Records contained in a dataset
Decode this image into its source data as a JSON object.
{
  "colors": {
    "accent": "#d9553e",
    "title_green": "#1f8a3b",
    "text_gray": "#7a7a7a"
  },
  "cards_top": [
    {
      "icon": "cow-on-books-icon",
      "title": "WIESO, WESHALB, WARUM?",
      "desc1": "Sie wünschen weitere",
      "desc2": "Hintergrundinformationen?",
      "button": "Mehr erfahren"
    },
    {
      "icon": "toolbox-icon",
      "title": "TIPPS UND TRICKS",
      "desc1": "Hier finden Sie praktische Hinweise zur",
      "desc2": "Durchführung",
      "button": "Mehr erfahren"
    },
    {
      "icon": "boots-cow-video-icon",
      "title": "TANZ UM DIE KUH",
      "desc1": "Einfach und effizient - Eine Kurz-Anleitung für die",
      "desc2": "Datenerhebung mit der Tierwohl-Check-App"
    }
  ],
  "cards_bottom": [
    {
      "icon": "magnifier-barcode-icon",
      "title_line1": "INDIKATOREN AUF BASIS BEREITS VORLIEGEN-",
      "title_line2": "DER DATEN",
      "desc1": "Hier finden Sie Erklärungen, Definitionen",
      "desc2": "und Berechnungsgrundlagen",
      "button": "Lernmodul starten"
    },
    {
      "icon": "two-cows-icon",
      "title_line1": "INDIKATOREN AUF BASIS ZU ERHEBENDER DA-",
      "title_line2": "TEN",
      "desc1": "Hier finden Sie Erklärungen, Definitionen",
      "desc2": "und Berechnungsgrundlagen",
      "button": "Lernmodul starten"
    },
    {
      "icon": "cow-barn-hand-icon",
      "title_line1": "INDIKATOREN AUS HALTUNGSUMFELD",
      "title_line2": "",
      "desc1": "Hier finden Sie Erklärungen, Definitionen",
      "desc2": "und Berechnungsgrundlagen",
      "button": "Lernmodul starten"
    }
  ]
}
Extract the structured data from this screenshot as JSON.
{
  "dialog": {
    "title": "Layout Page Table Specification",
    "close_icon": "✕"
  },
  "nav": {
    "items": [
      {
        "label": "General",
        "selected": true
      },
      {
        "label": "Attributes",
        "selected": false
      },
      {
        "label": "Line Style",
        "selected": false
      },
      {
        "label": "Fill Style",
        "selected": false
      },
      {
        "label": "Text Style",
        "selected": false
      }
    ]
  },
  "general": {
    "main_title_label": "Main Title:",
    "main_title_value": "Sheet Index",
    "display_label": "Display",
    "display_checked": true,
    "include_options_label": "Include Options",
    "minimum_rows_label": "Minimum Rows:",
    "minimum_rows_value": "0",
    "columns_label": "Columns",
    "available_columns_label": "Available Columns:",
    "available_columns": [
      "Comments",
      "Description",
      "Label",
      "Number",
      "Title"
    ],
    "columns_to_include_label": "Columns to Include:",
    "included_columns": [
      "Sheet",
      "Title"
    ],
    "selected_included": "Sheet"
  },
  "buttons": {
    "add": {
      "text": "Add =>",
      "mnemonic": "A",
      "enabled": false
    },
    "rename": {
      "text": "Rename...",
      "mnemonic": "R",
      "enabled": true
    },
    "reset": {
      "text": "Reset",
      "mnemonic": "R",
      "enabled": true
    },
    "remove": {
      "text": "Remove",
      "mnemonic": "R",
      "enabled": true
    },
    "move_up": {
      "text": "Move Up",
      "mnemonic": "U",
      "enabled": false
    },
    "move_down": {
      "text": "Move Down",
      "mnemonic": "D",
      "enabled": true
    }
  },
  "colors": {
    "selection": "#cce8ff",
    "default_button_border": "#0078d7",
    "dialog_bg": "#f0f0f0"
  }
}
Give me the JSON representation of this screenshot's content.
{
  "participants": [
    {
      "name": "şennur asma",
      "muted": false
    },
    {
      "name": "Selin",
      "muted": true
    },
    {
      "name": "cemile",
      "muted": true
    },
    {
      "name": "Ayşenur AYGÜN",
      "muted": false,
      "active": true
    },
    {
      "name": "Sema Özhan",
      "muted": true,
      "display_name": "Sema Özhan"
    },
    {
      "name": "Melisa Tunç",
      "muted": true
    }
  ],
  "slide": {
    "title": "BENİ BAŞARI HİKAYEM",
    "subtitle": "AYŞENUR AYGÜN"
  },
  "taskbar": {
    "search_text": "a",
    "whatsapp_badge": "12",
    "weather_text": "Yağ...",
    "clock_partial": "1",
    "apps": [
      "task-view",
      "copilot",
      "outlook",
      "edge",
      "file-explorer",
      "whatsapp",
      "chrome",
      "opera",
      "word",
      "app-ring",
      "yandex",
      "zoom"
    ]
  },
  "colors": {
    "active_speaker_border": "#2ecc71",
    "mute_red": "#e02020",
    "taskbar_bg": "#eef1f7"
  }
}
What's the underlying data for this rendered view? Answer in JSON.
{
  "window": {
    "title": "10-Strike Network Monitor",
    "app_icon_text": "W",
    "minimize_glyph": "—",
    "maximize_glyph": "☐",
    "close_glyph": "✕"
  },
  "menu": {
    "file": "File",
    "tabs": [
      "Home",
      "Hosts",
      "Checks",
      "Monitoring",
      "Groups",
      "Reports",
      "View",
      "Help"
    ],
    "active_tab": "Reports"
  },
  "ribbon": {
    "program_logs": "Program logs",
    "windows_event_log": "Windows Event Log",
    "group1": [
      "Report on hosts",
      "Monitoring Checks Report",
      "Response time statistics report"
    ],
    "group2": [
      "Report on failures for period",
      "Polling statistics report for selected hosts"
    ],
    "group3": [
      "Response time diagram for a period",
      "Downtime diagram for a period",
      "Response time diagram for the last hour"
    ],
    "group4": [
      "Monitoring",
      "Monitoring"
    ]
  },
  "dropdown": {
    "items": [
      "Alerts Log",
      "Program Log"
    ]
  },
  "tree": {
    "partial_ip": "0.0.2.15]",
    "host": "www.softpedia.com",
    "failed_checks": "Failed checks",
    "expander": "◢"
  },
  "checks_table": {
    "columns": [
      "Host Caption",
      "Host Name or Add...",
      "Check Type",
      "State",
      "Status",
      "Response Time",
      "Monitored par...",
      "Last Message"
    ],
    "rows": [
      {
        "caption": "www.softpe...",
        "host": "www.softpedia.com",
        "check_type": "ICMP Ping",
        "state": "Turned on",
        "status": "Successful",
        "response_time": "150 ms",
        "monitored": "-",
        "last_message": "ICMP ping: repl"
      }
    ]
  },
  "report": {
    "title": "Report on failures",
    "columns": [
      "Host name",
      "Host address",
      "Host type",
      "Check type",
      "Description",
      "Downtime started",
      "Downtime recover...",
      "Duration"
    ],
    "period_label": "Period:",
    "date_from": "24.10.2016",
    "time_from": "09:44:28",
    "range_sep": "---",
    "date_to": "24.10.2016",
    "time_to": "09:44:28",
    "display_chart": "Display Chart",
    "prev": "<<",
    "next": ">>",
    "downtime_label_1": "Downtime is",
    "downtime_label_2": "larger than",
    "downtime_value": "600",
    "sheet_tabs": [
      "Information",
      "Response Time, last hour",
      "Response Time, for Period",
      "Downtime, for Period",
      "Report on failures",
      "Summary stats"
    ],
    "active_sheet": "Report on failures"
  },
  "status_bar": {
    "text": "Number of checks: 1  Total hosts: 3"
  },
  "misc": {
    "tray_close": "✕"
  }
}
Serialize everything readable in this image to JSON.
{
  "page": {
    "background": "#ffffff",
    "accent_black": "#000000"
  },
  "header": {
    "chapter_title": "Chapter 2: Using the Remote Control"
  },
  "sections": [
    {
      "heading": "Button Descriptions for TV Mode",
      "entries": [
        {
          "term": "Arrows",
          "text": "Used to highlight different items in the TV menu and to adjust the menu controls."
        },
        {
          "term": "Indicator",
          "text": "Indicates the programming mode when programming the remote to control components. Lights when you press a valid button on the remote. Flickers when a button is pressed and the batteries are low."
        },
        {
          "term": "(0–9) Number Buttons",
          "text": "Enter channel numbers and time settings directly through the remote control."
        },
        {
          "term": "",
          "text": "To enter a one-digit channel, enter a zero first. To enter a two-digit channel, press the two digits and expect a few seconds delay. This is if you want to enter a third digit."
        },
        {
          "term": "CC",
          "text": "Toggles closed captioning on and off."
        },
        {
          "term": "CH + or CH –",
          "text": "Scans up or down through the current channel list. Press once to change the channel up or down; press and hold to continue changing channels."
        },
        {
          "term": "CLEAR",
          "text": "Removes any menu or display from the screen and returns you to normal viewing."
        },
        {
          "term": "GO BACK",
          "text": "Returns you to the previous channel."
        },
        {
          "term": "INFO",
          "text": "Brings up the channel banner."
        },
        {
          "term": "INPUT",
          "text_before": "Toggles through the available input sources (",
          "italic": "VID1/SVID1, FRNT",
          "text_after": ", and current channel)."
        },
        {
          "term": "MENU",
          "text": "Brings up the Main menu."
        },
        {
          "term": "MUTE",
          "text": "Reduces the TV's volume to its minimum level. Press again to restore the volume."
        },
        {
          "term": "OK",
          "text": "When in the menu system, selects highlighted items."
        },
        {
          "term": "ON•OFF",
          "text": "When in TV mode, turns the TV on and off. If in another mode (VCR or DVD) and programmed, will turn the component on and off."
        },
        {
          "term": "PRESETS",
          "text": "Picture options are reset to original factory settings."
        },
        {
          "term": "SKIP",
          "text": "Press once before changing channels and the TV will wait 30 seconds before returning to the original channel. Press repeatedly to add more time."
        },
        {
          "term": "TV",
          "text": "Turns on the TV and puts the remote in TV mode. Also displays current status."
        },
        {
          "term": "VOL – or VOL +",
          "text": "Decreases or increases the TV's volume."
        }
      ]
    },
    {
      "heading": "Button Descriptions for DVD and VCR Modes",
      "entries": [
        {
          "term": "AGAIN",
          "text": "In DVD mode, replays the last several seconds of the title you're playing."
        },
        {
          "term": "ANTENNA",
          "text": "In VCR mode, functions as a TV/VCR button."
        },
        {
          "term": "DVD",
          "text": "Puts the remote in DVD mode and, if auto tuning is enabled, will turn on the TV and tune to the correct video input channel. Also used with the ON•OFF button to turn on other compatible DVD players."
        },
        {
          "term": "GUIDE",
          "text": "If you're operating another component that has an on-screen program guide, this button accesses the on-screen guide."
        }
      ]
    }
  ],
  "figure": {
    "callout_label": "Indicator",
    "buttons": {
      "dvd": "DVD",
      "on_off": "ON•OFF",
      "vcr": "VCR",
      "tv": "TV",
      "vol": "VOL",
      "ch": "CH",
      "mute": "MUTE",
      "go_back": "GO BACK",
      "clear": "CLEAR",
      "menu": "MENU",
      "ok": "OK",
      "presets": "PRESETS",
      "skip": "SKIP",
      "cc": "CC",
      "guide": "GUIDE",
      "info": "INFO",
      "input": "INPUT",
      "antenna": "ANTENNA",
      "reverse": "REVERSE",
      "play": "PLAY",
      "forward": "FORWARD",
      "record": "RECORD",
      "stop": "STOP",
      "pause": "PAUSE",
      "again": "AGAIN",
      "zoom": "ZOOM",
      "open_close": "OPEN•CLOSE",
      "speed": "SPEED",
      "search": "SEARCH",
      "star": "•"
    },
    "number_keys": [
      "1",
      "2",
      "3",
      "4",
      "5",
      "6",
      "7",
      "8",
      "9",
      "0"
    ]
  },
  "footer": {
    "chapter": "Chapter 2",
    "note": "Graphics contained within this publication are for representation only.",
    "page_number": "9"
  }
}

YOUR TASK: List the lines of the material in which the word "INDIKATOREN" occurs.

THE SOLUTION:
      "title_line1": "INDIKATOREN AUF BASIS BEREITS VORLIEGEN-",
      "title_line1": "INDIKATOREN AUF BASIS ZU ERHEBENDER DA-",
      "title_line1": "INDIKATOREN AUS HALTUNGSUMFELD",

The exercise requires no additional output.